**Instructions for the task**
Tally how many lines include "Preis". The number is the whole answer.

....

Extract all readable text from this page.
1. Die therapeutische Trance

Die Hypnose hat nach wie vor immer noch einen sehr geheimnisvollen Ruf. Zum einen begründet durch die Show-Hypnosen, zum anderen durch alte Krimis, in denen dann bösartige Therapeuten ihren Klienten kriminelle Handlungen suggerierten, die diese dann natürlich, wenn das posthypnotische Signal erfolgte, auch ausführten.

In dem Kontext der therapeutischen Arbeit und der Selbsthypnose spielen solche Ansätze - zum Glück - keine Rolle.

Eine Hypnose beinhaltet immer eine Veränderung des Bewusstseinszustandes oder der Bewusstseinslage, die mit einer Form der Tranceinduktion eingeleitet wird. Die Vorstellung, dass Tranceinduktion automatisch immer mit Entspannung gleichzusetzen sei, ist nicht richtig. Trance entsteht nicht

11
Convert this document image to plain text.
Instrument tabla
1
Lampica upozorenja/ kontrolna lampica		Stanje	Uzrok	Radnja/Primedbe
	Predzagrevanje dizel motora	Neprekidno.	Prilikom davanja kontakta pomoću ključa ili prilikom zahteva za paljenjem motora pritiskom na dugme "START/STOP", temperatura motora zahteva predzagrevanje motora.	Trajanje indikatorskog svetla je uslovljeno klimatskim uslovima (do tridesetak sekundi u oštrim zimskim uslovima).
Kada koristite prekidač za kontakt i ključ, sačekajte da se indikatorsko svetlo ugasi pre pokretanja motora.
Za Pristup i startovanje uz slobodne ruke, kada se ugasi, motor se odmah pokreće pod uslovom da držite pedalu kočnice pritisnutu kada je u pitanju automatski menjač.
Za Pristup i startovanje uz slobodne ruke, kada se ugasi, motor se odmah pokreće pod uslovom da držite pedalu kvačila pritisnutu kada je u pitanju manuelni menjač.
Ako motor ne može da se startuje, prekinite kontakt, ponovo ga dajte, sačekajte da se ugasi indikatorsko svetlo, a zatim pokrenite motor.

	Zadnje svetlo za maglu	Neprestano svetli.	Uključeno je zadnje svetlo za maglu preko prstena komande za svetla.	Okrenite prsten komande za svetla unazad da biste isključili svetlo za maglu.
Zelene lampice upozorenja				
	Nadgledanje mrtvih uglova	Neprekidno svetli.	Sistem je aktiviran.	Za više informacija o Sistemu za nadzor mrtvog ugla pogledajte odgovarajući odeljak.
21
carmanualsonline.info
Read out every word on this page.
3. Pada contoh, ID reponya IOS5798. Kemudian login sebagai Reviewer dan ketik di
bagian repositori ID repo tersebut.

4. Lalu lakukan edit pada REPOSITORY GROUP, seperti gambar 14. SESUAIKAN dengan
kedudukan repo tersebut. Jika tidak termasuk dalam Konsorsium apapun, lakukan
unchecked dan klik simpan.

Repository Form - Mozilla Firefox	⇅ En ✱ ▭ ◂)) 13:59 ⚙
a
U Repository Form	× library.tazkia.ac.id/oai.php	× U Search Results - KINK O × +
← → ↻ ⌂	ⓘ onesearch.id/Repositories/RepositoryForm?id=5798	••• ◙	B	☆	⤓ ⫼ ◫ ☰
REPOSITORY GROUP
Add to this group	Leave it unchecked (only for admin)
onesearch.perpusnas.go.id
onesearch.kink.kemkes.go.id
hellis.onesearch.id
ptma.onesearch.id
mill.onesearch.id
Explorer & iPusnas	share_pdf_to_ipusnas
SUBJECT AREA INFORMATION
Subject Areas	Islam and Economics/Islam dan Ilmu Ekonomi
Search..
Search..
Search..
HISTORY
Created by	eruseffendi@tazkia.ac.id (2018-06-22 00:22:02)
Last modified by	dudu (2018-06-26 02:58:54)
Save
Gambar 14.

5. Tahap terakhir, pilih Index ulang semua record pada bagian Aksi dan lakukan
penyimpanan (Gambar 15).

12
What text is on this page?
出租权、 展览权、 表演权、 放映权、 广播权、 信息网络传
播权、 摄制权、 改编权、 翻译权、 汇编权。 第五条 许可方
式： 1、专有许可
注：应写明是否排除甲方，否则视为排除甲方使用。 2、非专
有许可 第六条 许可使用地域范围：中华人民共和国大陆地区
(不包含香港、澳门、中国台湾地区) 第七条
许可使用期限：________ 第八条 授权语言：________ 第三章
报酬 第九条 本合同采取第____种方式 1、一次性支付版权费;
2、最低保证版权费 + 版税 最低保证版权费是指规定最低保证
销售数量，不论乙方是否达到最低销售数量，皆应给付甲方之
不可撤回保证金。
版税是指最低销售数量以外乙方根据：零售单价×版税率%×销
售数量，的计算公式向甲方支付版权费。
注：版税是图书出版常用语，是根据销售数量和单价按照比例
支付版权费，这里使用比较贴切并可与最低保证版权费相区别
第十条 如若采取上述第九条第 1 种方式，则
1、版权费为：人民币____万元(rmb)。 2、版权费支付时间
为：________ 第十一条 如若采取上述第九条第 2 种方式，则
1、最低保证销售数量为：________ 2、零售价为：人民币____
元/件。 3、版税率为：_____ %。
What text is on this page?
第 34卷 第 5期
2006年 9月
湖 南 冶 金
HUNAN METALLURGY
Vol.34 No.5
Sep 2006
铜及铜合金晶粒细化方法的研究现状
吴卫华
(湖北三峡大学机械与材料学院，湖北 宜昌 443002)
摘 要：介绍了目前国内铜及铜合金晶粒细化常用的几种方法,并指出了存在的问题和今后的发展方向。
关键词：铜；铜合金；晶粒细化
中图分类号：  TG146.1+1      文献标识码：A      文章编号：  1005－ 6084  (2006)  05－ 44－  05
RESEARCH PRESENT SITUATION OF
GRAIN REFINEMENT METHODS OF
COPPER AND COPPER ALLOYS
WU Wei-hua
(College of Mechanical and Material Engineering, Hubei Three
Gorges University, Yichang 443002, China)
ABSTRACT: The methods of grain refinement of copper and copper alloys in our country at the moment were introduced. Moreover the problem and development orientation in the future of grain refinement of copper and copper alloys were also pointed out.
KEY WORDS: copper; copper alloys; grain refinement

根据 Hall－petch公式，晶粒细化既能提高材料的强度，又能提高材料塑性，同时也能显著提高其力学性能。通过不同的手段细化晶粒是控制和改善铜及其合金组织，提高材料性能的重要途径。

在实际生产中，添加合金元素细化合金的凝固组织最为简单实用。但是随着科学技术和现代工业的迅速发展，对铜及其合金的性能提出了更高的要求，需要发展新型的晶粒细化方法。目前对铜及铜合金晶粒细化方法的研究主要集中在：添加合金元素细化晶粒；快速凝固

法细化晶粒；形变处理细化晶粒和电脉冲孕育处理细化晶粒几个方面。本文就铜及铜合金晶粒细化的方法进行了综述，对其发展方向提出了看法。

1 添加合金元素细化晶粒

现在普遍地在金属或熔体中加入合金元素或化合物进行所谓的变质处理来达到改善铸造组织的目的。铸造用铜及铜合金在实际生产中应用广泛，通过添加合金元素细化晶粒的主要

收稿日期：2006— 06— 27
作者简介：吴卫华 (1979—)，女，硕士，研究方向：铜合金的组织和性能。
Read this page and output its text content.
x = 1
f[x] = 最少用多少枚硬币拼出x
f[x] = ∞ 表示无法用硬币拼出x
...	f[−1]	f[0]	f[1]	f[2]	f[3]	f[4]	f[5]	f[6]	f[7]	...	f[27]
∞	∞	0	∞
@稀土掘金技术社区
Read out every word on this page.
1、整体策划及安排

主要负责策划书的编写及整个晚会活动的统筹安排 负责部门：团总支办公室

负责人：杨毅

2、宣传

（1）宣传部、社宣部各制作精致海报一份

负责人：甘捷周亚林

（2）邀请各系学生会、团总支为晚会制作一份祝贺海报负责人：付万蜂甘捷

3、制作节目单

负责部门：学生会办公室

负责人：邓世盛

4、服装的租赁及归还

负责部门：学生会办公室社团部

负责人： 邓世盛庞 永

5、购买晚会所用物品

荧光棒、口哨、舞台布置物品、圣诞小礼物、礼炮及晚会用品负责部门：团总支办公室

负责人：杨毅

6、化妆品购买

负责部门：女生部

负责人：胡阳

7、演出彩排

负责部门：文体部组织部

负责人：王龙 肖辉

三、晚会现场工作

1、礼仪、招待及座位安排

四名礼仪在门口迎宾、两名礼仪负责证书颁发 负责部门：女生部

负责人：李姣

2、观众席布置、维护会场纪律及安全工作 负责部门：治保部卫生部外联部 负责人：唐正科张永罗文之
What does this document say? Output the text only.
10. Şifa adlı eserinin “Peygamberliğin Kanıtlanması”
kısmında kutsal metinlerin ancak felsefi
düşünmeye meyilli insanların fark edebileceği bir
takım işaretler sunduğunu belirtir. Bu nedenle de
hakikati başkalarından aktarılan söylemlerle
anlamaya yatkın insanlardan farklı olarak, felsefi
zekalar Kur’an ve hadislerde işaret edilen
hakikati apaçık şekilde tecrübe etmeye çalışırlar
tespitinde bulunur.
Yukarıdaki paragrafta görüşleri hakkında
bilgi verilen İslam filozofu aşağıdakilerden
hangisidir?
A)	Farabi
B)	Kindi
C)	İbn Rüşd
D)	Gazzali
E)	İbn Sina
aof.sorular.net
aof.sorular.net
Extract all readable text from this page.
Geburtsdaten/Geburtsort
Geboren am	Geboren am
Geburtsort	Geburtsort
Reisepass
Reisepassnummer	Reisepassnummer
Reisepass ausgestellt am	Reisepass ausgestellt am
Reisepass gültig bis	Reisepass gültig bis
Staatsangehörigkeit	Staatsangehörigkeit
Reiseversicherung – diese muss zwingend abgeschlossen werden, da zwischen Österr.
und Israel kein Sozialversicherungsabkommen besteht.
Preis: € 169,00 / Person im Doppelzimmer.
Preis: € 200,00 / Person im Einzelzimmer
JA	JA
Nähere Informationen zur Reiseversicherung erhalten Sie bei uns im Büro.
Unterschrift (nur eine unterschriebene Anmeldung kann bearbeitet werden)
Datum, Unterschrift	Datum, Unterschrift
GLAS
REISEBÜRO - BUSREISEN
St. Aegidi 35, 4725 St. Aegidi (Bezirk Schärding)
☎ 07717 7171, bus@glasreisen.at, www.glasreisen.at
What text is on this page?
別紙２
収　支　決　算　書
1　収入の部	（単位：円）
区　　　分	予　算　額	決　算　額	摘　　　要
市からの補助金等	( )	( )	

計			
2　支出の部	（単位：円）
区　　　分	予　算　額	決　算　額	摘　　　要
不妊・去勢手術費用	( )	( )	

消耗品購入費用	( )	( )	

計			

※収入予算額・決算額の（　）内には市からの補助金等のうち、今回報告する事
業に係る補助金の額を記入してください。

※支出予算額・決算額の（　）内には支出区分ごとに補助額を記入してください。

....

**Output**
2